-- What to do --
Check each line of the listing for the word "الله" and give only the number of lines that have it.

-- Data to process --

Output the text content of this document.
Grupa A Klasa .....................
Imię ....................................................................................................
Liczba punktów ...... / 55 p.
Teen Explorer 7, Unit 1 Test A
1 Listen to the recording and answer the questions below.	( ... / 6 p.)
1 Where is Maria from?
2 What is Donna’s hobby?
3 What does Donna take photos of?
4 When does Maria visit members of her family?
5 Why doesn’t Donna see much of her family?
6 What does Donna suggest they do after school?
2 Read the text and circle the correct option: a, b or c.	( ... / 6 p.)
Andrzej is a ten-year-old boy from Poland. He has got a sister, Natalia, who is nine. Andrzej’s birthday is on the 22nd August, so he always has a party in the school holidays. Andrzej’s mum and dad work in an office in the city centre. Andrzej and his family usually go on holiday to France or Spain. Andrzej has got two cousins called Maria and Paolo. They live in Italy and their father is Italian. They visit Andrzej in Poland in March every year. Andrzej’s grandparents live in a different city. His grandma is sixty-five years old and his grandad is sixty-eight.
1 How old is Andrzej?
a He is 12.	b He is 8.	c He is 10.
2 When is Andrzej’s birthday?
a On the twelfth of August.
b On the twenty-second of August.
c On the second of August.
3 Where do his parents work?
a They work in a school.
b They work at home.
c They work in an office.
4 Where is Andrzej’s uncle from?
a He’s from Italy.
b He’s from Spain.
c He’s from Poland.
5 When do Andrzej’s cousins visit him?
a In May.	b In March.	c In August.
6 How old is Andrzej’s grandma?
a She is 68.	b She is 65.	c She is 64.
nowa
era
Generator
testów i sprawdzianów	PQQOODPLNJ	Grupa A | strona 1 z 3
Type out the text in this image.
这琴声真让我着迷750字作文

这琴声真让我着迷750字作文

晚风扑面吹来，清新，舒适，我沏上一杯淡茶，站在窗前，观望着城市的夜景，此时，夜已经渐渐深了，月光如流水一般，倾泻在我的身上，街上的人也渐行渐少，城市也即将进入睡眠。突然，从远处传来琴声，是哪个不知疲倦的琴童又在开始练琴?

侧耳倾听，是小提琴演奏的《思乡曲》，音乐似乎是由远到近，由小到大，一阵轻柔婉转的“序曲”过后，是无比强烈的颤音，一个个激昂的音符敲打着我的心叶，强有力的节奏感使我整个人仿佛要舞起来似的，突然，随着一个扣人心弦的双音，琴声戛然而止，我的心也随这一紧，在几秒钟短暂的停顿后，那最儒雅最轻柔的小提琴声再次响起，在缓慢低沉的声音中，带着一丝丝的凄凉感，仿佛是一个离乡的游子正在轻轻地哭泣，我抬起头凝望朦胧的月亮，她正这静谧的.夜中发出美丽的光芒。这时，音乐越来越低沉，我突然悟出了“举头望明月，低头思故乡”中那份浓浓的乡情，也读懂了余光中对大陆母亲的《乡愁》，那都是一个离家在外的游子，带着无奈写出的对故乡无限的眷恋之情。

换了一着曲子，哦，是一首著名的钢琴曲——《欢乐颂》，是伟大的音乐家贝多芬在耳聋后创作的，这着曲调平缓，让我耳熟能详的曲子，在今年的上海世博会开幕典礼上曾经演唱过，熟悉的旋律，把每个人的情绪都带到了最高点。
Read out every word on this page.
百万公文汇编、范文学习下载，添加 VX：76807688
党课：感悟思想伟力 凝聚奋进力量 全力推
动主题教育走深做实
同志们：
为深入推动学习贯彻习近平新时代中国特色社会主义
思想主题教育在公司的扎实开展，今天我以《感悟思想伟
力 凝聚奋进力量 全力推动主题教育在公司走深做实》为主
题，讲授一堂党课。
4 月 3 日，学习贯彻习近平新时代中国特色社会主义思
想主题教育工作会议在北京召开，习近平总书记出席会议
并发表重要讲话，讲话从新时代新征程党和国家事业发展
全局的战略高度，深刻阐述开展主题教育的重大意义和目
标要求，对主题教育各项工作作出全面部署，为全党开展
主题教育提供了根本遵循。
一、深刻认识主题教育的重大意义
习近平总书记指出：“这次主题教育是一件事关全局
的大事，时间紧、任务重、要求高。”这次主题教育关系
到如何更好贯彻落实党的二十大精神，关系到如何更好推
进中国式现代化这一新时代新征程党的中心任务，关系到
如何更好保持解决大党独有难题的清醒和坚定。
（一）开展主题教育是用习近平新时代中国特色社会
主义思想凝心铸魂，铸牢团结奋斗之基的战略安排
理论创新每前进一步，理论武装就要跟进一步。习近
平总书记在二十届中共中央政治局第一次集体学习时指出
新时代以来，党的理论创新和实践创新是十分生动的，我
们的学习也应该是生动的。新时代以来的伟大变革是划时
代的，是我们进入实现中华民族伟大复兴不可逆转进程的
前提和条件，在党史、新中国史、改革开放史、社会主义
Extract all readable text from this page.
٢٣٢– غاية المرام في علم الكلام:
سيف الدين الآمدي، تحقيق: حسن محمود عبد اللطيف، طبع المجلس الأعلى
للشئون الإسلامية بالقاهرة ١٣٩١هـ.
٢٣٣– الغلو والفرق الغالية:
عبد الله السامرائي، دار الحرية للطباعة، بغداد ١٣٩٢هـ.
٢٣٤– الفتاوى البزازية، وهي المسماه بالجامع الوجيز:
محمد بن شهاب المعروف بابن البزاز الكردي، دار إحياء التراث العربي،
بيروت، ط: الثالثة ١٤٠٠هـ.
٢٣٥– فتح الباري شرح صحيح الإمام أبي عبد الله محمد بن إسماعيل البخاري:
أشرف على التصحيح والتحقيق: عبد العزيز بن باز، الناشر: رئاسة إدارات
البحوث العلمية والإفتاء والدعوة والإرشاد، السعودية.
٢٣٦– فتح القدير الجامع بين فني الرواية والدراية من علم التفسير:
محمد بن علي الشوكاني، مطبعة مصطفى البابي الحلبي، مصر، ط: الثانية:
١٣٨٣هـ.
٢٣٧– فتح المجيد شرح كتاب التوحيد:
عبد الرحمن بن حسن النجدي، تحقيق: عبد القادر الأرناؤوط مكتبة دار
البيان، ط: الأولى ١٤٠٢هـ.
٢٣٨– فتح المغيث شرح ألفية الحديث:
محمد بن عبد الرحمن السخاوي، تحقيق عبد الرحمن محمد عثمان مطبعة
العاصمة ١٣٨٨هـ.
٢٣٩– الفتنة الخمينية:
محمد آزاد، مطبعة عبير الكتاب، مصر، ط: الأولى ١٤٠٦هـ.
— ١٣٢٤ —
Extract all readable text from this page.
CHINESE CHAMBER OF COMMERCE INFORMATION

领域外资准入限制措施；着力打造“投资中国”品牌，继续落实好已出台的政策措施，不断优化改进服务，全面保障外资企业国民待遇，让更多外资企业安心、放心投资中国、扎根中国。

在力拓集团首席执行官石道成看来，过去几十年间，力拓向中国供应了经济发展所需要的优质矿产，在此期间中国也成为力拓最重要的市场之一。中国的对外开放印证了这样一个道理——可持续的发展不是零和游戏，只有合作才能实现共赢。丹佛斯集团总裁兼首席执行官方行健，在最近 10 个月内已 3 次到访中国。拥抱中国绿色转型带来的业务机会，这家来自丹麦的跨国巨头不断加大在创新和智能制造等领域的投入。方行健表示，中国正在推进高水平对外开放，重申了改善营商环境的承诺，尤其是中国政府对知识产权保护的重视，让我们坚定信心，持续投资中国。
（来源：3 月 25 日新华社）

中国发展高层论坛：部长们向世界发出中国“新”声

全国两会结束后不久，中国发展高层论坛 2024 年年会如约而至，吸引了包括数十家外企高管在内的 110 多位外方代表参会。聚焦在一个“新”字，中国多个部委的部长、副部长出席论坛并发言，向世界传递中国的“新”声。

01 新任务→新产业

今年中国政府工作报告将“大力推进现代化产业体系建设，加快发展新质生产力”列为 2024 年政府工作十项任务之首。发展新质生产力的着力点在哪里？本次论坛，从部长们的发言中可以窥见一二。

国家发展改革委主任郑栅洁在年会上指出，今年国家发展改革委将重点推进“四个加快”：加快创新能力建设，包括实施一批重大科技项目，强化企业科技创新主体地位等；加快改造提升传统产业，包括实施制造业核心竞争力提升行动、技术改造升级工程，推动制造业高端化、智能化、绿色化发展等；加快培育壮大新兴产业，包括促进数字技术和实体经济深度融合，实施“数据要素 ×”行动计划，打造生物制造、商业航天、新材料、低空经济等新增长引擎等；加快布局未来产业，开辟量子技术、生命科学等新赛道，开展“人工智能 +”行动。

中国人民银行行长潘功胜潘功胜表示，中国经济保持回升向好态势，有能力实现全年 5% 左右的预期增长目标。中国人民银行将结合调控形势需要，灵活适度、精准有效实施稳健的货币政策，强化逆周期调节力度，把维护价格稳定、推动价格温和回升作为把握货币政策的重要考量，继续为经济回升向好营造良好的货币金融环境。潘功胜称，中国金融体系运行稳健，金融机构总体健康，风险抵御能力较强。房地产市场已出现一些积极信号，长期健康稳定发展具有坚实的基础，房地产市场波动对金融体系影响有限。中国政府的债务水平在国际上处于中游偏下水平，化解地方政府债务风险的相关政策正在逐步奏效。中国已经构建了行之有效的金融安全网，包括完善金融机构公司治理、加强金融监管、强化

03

-- Output --
2